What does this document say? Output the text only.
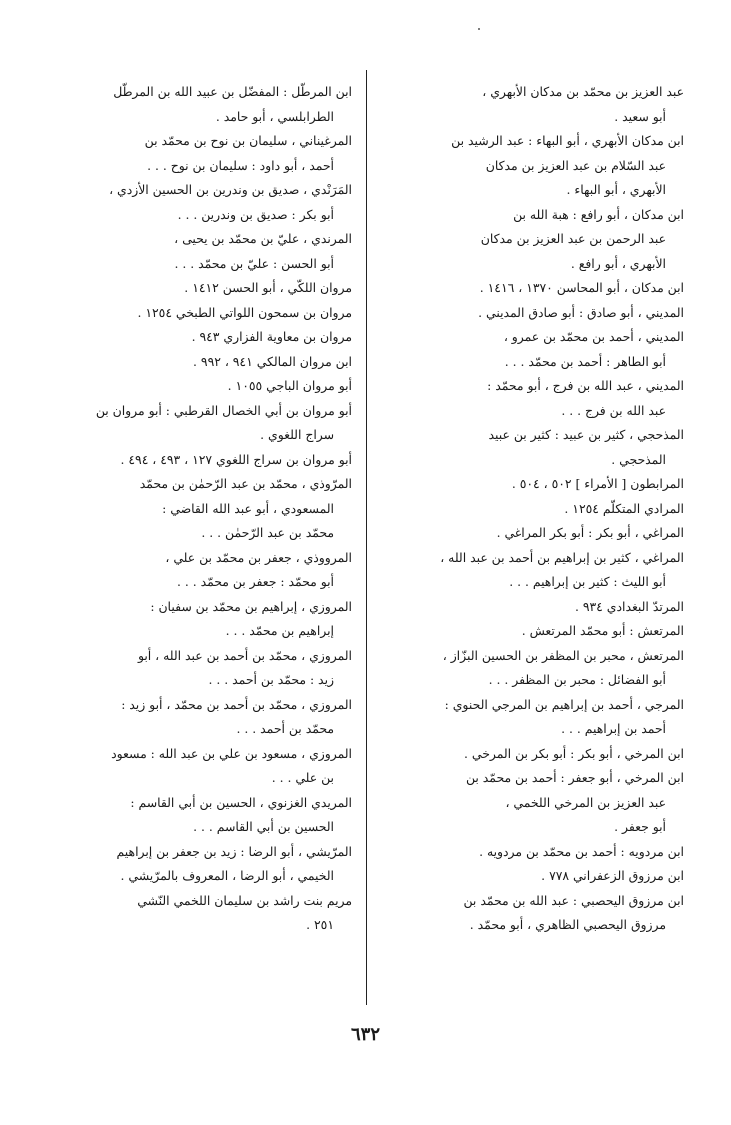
عبد العزيز بن محمّد بن مدكان الأبهري ،
أبو سعيد .

ابن مدكان الأبهري ، أبو البهاء : عبد الرشيد بن
عبد السّلام بن عبد العزيز بن مدكان
الأبهري ، أبو البهاء .

ابن مدكان ، أبو رافع : هبة الله بن
عبد الرحمن بن عبد العزيز بن مدكان
الأبهري ، أبو رافع .

ابن مدكان ، أبو المحاسن ١٣٧٠ ، ١٤١٦ .

المديني ، أبو صادق : أبو صادق المديني .

المديني ، أحمد بن محمّد بن عمرو ،
أبو الطاهر : أحمد بن محمّد . . .

المديني ، عبد الله بن فرج ، أبو محمّد :
عبد الله بن فرج . . .

المذحجي ، كثير بن عبيد : كثير بن عبيد
المذحجي .

المرابطون [ الأمراء ] ٥٠٢ ، ٥٠٤ .

المرادي المتكلّم ١٢٥٤ .

المراغي ، أبو بكر : أبو بكر المراغي .

المراغي ، كثير بن إبراهيم بن أحمد بن عبد الله ،
أبو الليث : كثير بن إبراهيم . . .

المرتدّ البغدادي ٩٣٤ .

المرتعش : أبو محمّد المرتعش .

المرتعش ، محبر بن المظفر بن الحسين البزّاز ،
أبو الفضائل : محبر بن المظفر . . .

المرجي ، أحمد بن إبراهيم بن المرجي الحنوي :
أحمد بن إبراهيم . . .

ابن المرخي ، أبو بكر : أبو بكر بن المرخي .

ابن المرخي ، أبو جعفر : أحمد بن محمّد بن
عبد العزيز بن المرخي اللخمي ،
أبو جعفر .

ابن مردويه : أحمد بن محمّد بن مردويه .

ابن مرزوق الزعفراني ٧٧٨ .

ابن مرزوق اليحصبي : عبد الله بن محمّد بن
مرزوق اليحصبي الظاهري ، أبو محمّد .

ابن المرطّل : المفضّل بن عبيد الله بن المرطّل
الطرابلسي ، أبو حامد .

المرغيناني ، سليمان بن نوح بن محمّد بن
أحمد ، أبو داود : سليمان بن نوح . . .

المَرَنْدي ، صديق بن وندرين بن الحسين الأزدي ،
أبو بكر : صديق بن وندرين . . .

المرندي ، عليّ بن محمّد بن يحيى ،
أبو الحسن : عليّ بن محمّد . . .

مروان اللكّي ، أبو الحسن ١٤١٢ .

مروان بن سمحون اللواتي الطبخي ١٢٥٤ .

مروان بن معاوية الفزاري ٩٤٣ .

ابن مروان المالكي ٩٤١ ، ٩٩٢ .

أبو مروان الباجي ١٠٥٥ .

أبو مروان بن أبي الخصال القرطبي : أبو مروان بن
سراج اللغوي .

أبو مروان بن سراج اللغوي ١٢٧ ، ٤٩٣ ، ٤٩٤ .

المرّوذي ، محمّد بن عبد الرّحمٰن بن محمّد
المسعودي ، أبو عبد الله القاضي :
محمّد بن عبد الرّحمٰن . . .

المرووذي ، جعفر بن محمّد بن علي ،
أبو محمّد : جعفر بن محمّد . . .

المروزي ، إبراهيم بن محمّد بن سفيان :
إبراهيم بن محمّد . . .

المروزي ، محمّد بن أحمد بن عبد الله ، أبو
زيد : محمّد بن أحمد . . .

المروزي ، محمّد بن أحمد بن محمّد ، أبو زيد :
محمّد بن أحمد . . .

المروزي ، مسعود بن علي بن عبد الله : مسعود
بن علي . . .

المريدي الغزنوي ، الحسين بن أبي القاسم :
الحسين بن أبي القاسم . . .

المرّيشي ، أبو الرضا : زيد بن جعفر بن إبراهيم
الخيمي ، أبو الرضا ، المعروف بالمرّيشي .

مريم بنت راشد بن سليمان اللخمي النّشي
٢٥١ .

٦٣٢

- - -

Set task: List the lines that contain the word "المذحجي".

Finished task:
المذحجي ، كثير بن عبيد : كثير بن عبيد
المذحجي .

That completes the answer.